Copy the records below exactly, leaving out any pictures.
--- INPUT FOR THIS TASK ---
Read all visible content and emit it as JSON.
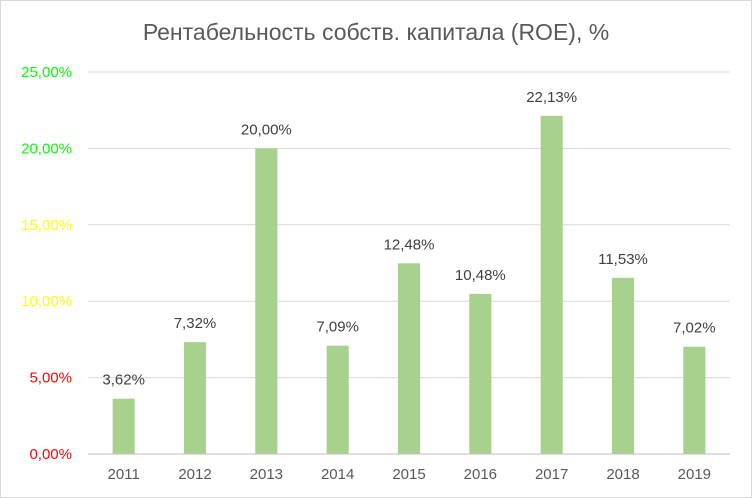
{
  "chart_data": {
    "type": "bar",
    "title": "Рентабельность собств. капитала (ROE), %",
    "categories": [
      "2011",
      "2012",
      "2013",
      "2014",
      "2015",
      "2016",
      "2017",
      "2018",
      "2019"
    ],
    "values": [
      3.62,
      7.32,
      20.0,
      7.09,
      12.48,
      10.48,
      22.13,
      11.53,
      7.02
    ],
    "data_labels": [
      "3,62%",
      "7,32%",
      "20,00%",
      "7,09%",
      "12,48%",
      "10,48%",
      "22,13%",
      "11,53%",
      "7,02%"
    ],
    "ylim": [
      0,
      25
    ],
    "y_ticks": [
      {
        "value": 0,
        "label": "0,00%",
        "color": "#ff0000"
      },
      {
        "value": 5,
        "label": "5,00%",
        "color": "#ff0000"
      },
      {
        "value": 10,
        "label": "10,00%",
        "color": "#ffff00"
      },
      {
        "value": 15,
        "label": "15,00%",
        "color": "#ffff00"
      },
      {
        "value": 20,
        "label": "20,00%",
        "color": "#00ff00"
      },
      {
        "value": 25,
        "label": "25,00%",
        "color": "#00ff00"
      }
    ],
    "bar_color": "#a9d18e",
    "grid": true,
    "legend": "none"
  }
}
---
### PROBLEM SOLUTION
Read all visible content and emit it as JSON.
{
  "chart_data": {
    "type": "bar",
    "title": "Рентабельность собств. капитала (ROE), %",
    "categories": [
      "2011",
      "2012",
      "2013",
      "2014",
      "2015",
      "2016",
      "2017",
      "2018",
      "2019"
    ],
    "values": [
      3.62,
      7.32,
      20.0,
      7.09,
      12.48,
      10.48,
      22.13,
      11.53,
      7.02
    ],
    "data_labels": [
      "3,62%",
      "7,32%",
      "20,00%",
      "7,09%",
      "12,48%",
      "10,48%",
      "22,13%",
      "11,53%",
      "7,02%"
    ],
    "ylim": [
      0,
      25
    ],
    "y_ticks": [
      {
        "value": 0,
        "label": "0,00%",
        "color": "#ff0000"
      },
      {
        "value": 5,
        "label": "5,00%",
        "color": "#ff0000"
      },
      {
        "value": 10,
        "label": "10,00%",
        "color": "#ffff00"
      },
      {
        "value": 15,
        "label": "15,00%",
        "color": "#ffff00"
      },
      {
        "value": 20,
        "label": "20,00%",
        "color": "#00ff00"
      },
      {
        "value": 25,
        "label": "25,00%",
        "color": "#00ff00"
      }
    ],
    "bar_color": "#a9d18e",
    "grid": true,
    "legend": "none"
  }
}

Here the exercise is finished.